(Recorded data)
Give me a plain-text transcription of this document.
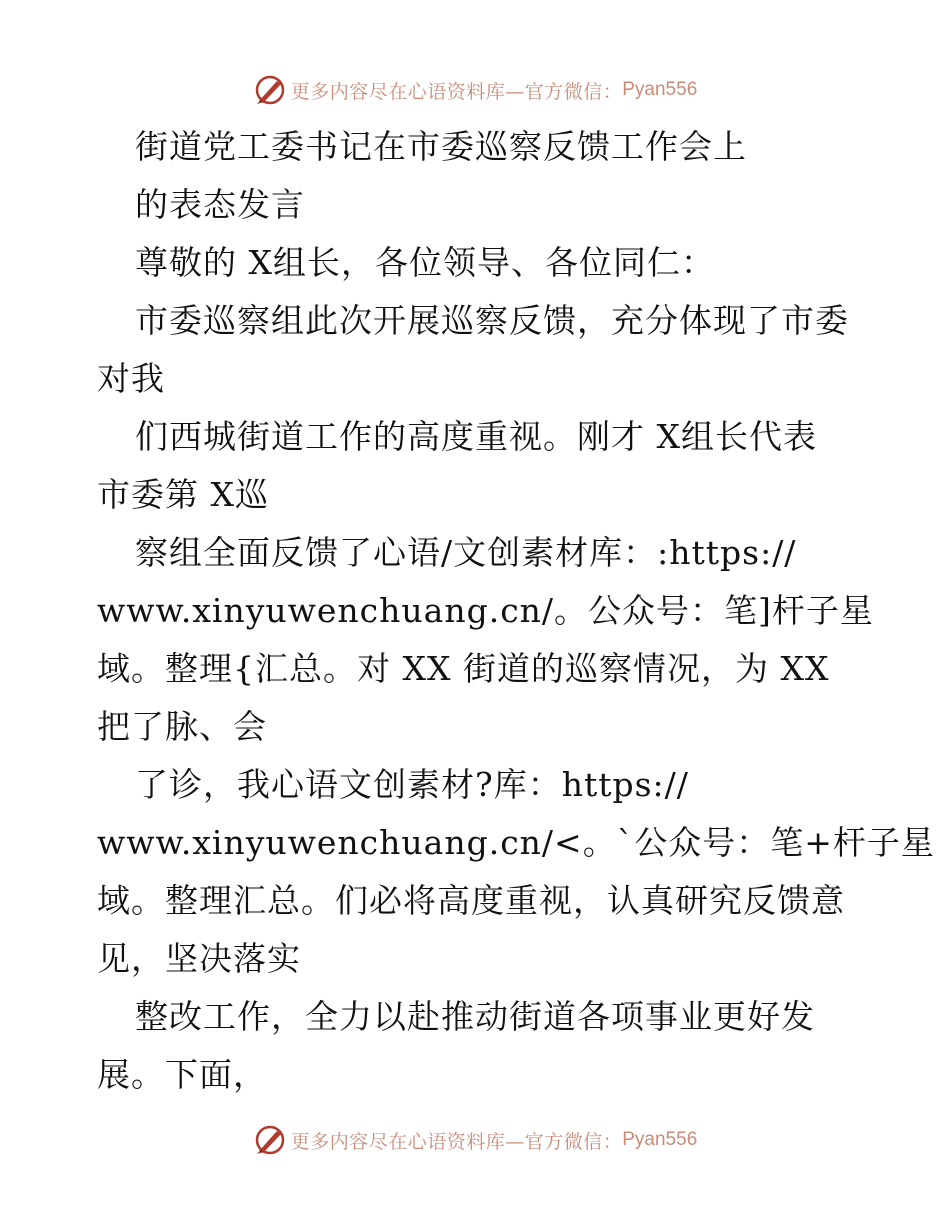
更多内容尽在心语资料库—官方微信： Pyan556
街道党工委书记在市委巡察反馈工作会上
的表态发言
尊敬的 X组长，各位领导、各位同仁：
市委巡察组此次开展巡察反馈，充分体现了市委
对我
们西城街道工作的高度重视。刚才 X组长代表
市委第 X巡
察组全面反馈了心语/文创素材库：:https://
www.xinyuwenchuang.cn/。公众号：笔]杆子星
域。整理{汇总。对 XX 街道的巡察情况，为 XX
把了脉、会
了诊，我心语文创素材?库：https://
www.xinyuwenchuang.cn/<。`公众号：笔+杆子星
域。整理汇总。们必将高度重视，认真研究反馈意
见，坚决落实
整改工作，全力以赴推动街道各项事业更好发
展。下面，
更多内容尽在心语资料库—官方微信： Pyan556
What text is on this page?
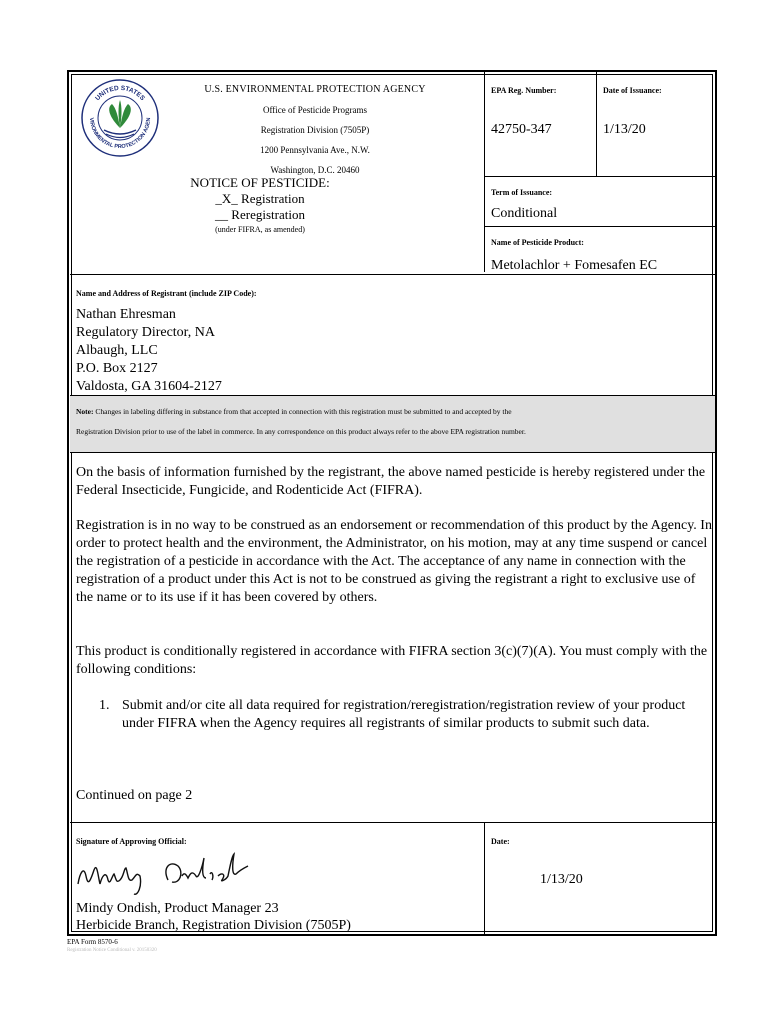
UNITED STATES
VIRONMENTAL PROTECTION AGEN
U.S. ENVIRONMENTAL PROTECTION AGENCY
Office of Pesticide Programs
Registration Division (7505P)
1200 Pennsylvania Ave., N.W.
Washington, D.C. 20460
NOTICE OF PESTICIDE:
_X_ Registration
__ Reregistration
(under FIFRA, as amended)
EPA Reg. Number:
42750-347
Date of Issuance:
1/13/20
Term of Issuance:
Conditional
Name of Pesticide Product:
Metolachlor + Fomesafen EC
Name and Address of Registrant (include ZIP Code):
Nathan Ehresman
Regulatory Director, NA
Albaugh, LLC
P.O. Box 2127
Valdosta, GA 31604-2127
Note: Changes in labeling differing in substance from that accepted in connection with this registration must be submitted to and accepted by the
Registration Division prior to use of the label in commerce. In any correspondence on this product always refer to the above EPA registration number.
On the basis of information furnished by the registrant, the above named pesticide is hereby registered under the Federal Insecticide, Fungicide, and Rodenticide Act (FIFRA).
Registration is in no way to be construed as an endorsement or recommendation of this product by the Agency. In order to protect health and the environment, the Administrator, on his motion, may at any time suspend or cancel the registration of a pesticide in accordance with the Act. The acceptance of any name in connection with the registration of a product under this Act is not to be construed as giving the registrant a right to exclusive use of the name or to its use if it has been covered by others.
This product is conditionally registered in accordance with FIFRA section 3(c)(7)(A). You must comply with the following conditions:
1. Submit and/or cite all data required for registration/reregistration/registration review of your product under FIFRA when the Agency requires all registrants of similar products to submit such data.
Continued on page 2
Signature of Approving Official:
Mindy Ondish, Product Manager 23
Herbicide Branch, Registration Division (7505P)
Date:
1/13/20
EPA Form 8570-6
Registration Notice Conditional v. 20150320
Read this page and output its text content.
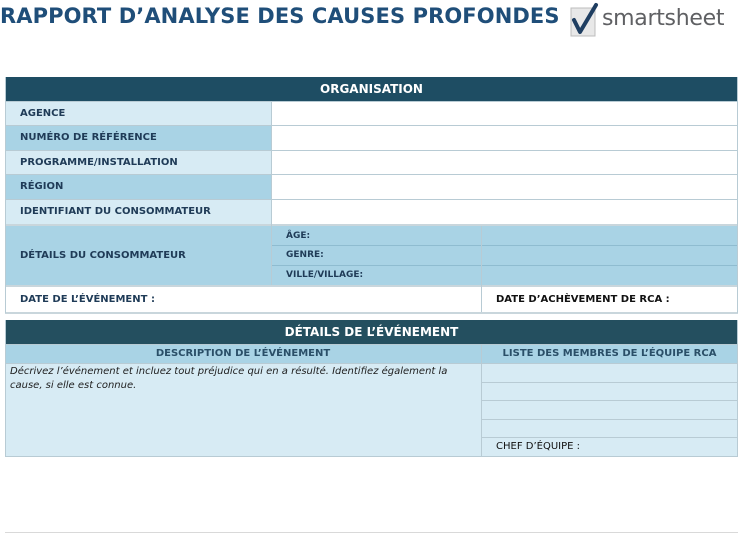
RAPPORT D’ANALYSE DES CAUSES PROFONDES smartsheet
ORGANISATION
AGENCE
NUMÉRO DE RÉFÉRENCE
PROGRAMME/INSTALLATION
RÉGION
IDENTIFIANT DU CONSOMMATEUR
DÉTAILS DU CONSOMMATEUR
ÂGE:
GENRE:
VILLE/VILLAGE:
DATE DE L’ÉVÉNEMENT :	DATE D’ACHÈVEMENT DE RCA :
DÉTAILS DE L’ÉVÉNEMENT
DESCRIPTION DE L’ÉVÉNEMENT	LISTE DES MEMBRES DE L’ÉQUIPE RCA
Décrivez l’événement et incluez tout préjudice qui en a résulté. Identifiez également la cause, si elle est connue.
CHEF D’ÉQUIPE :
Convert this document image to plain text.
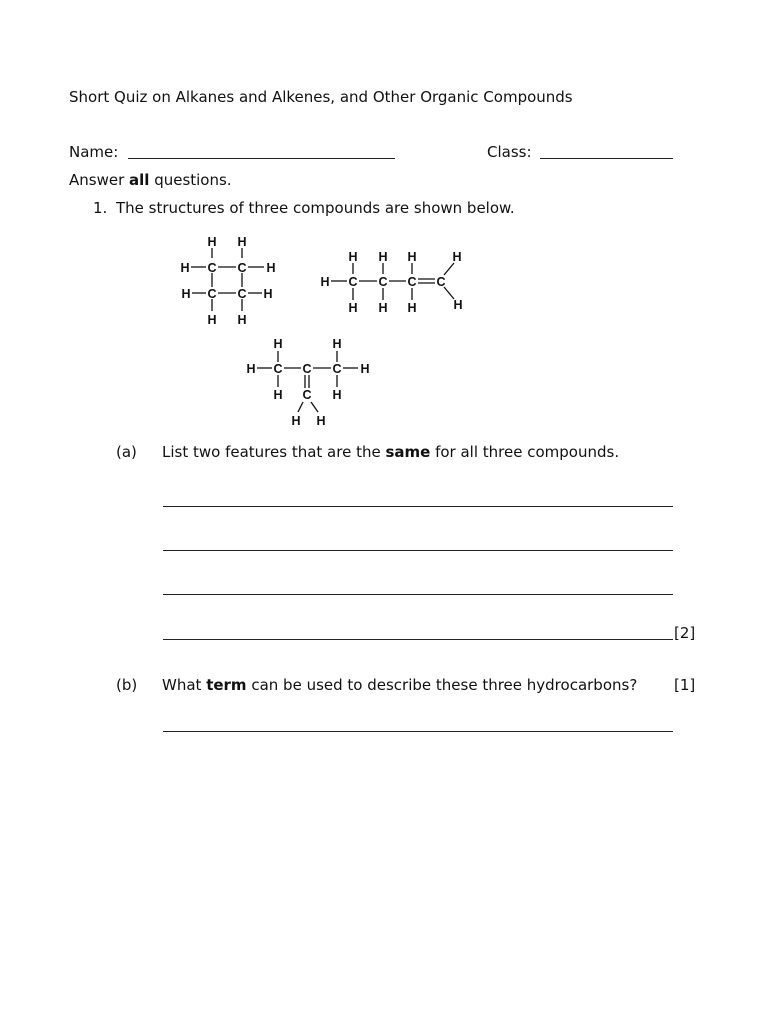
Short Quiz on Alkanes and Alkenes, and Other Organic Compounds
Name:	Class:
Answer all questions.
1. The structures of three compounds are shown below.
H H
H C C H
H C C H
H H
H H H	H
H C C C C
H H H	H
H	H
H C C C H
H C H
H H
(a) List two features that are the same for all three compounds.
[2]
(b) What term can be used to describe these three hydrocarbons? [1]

* **Written exercise**
Write out the whole listing again, exactly, with no pictures.

* **Completed exercise**
Give me a plain-text transcription of this document.
更多内容尽在心语资料库—官方微信： Pyan556
街道党工委书记在市委巡察反馈工作会上
的表态发言
尊敬的 X组长，各位领导、各位同仁：
市委巡察组此次开展巡察反馈，充分体现了市委
对我
们西城街道工作的高度重视。刚才 X组长代表
市委第 X巡
察组全面反馈了心语/文创素材库：:https://
www.xinyuwenchuang.cn/。公众号：笔]杆子星
域。整理{汇总。对 XX 街道的巡察情况，为 XX
把了脉、会
了诊，我心语文创素材?库：https://
www.xinyuwenchuang.cn/<。`公众号：笔+杆子星
域。整理汇总。们必将高度重视，认真研究反馈意
见，坚决落实
整改工作，全力以赴推动街道各项事业更好发
展。下面，
更多内容尽在心语资料库—官方微信： Pyan556
What text is on this page?
UNITED STATES
VIRONMENTAL PROTECTION AGEN
U.S. ENVIRONMENTAL PROTECTION AGENCY
Office of Pesticide Programs
Registration Division (7505P)
1200 Pennsylvania Ave., N.W.
Washington, D.C. 20460
NOTICE OF PESTICIDE:
_X_ Registration
__ Reregistration
(under FIFRA, as amended)
EPA Reg. Number:
42750-347
Date of Issuance:
1/13/20
Term of Issuance:
Conditional
Name of Pesticide Product:
Metolachlor + Fomesafen EC
Name and Address of Registrant (include ZIP Code):
Nathan Ehresman
Regulatory Director, NA
Albaugh, LLC
P.O. Box 2127
Valdosta, GA 31604-2127
Note: Changes in labeling differing in substance from that accepted in connection with this registration must be submitted to and accepted by the
Registration Division prior to use of the label in commerce. In any correspondence on this product always refer to the above EPA registration number.
On the basis of information furnished by the registrant, the above named pesticide is hereby registered under the Federal Insecticide, Fungicide, and Rodenticide Act (FIFRA).
Registration is in no way to be construed as an endorsement or recommendation of this product by the Agency. In order to protect health and the environment, the Administrator, on his motion, may at any time suspend or cancel the registration of a pesticide in accordance with the Act. The acceptance of any name in connection with the registration of a product under this Act is not to be construed as giving the registrant a right to exclusive use of the name or to its use if it has been covered by others.
This product is conditionally registered in accordance with FIFRA section 3(c)(7)(A). You must comply with the following conditions:
1. Submit and/or cite all data required for registration/reregistration/registration review of your product under FIFRA when the Agency requires all registrants of similar products to submit such data.
Continued on page 2
Signature of Approving Official:
Mindy Ondish, Product Manager 23
Herbicide Branch, Registration Division (7505P)
Date:
1/13/20
EPA Form 8570-6
Registration Notice Conditional v. 20150320
Read this page and output its text content.
RAPPORT D’ANALYSE DES CAUSES PROFONDES smartsheet
ORGANISATION
AGENCE
NUMÉRO DE RÉFÉRENCE
PROGRAMME/INSTALLATION
RÉGION
IDENTIFIANT DU CONSOMMATEUR
DÉTAILS DU CONSOMMATEUR
ÂGE:
GENRE:
VILLE/VILLAGE:
DATE DE L’ÉVÉNEMENT :	DATE D’ACHÈVEMENT DE RCA :
DÉTAILS DE L’ÉVÉNEMENT
DESCRIPTION DE L’ÉVÉNEMENT	LISTE DES MEMBRES DE L’ÉQUIPE RCA
Décrivez l’événement et incluez tout préjudice qui en a résulté. Identifiez également la cause, si elle est connue.
CHEF D’ÉQUIPE :
Convert this document image to plain text.
Short Quiz on Alkanes and Alkenes, and Other Organic Compounds
Name:	Class:
Answer all questions.
1. The structures of three compounds are shown below.
H H
H C C H
H C C H
H H
H H H	H
H C C C C
H H H	H
H	H
H C C C H
H C H
H H
(a) List two features that are the same for all three compounds.
[2]
(b) What term can be used to describe these three hydrocarbons? [1]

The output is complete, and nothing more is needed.